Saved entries
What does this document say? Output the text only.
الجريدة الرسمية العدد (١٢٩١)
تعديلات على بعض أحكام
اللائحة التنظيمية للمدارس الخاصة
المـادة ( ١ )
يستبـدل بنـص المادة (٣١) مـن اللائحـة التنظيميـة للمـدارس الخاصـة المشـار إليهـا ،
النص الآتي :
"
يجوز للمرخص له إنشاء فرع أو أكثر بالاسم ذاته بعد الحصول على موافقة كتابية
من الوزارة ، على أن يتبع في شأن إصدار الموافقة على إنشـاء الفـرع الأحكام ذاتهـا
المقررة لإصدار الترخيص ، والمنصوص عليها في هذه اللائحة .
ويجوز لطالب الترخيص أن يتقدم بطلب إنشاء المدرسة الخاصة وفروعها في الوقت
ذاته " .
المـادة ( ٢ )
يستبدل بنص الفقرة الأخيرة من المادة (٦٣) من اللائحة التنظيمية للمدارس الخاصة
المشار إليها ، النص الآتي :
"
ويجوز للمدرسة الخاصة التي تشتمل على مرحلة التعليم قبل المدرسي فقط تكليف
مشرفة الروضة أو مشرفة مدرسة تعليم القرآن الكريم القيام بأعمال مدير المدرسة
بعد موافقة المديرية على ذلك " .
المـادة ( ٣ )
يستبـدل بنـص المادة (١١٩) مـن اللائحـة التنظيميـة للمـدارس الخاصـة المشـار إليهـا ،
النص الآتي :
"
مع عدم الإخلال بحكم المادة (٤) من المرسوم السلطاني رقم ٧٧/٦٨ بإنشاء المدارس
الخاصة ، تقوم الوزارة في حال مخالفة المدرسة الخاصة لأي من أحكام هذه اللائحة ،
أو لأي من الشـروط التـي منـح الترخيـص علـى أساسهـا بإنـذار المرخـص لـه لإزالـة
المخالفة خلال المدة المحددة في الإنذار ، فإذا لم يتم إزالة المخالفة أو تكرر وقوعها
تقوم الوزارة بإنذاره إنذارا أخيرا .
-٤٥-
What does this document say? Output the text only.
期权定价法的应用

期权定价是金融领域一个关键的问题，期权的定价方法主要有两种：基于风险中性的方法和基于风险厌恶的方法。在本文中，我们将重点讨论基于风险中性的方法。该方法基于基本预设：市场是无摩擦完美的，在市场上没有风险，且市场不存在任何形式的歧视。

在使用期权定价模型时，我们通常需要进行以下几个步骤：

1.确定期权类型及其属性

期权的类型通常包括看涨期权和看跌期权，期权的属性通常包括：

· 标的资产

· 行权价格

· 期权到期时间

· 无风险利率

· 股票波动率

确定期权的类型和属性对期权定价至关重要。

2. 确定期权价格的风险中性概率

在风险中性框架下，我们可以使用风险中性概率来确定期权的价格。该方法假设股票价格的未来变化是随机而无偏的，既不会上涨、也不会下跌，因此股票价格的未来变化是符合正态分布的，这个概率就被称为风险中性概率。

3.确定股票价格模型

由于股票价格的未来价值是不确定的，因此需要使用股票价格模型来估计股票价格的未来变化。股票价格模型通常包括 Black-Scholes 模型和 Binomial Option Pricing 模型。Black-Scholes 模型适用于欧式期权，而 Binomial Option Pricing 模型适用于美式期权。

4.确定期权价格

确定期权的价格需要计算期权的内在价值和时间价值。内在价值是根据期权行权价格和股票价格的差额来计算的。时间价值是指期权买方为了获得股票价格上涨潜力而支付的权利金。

Task goal =
Each line of the listing above should be output exactly.

Solution to the problem =
What does this document say? Output the text only.
الجريدة الرسمية العدد (١٢٩١)
تعديلات على بعض أحكام
اللائحة التنظيمية للمدارس الخاصة
المـادة ( ١ )
يستبـدل بنـص المادة (٣١) مـن اللائحـة التنظيميـة للمـدارس الخاصـة المشـار إليهـا ،
النص الآتي :
"
يجوز للمرخص له إنشاء فرع أو أكثر بالاسم ذاته بعد الحصول على موافقة كتابية
من الوزارة ، على أن يتبع في شأن إصدار الموافقة على إنشـاء الفـرع الأحكام ذاتهـا
المقررة لإصدار الترخيص ، والمنصوص عليها في هذه اللائحة .
ويجوز لطالب الترخيص أن يتقدم بطلب إنشاء المدرسة الخاصة وفروعها في الوقت
ذاته " .
المـادة ( ٢ )
يستبدل بنص الفقرة الأخيرة من المادة (٦٣) من اللائحة التنظيمية للمدارس الخاصة
المشار إليها ، النص الآتي :
"
ويجوز للمدرسة الخاصة التي تشتمل على مرحلة التعليم قبل المدرسي فقط تكليف
مشرفة الروضة أو مشرفة مدرسة تعليم القرآن الكريم القيام بأعمال مدير المدرسة
بعد موافقة المديرية على ذلك " .
المـادة ( ٣ )
يستبـدل بنـص المادة (١١٩) مـن اللائحـة التنظيميـة للمـدارس الخاصـة المشـار إليهـا ،
النص الآتي :
"
مع عدم الإخلال بحكم المادة (٤) من المرسوم السلطاني رقم ٧٧/٦٨ بإنشاء المدارس
الخاصة ، تقوم الوزارة في حال مخالفة المدرسة الخاصة لأي من أحكام هذه اللائحة ،
أو لأي من الشـروط التـي منـح الترخيـص علـى أساسهـا بإنـذار المرخـص لـه لإزالـة
المخالفة خلال المدة المحددة في الإنذار ، فإذا لم يتم إزالة المخالفة أو تكرر وقوعها
تقوم الوزارة بإنذاره إنذارا أخيرا .
-٤٥-
What does this document say? Output the text only.
期权定价法的应用

期权定价是金融领域一个关键的问题，期权的定价方法主要有两种：基于风险中性的方法和基于风险厌恶的方法。在本文中，我们将重点讨论基于风险中性的方法。该方法基于基本预设：市场是无摩擦完美的，在市场上没有风险，且市场不存在任何形式的歧视。

在使用期权定价模型时，我们通常需要进行以下几个步骤：

1.确定期权类型及其属性

期权的类型通常包括看涨期权和看跌期权，期权的属性通常包括：

· 标的资产

· 行权价格

· 期权到期时间

· 无风险利率

· 股票波动率

确定期权的类型和属性对期权定价至关重要。

2. 确定期权价格的风险中性概率

在风险中性框架下，我们可以使用风险中性概率来确定期权的价格。该方法假设股票价格的未来变化是随机而无偏的，既不会上涨、也不会下跌，因此股票价格的未来变化是符合正态分布的，这个概率就被称为风险中性概率。

3.确定股票价格模型

由于股票价格的未来价值是不确定的，因此需要使用股票价格模型来估计股票价格的未来变化。股票价格模型通常包括 Black-Scholes 模型和 Binomial Option Pricing 模型。Black-Scholes 模型适用于欧式期权，而 Binomial Option Pricing 模型适用于美式期权。

4.确定期权价格

确定期权的价格需要计算期权的内在价值和时间价值。内在价值是根据期权行权价格和股票价格的差额来计算的。时间价值是指期权买方为了获得股票价格上涨潜力而支付的权利金。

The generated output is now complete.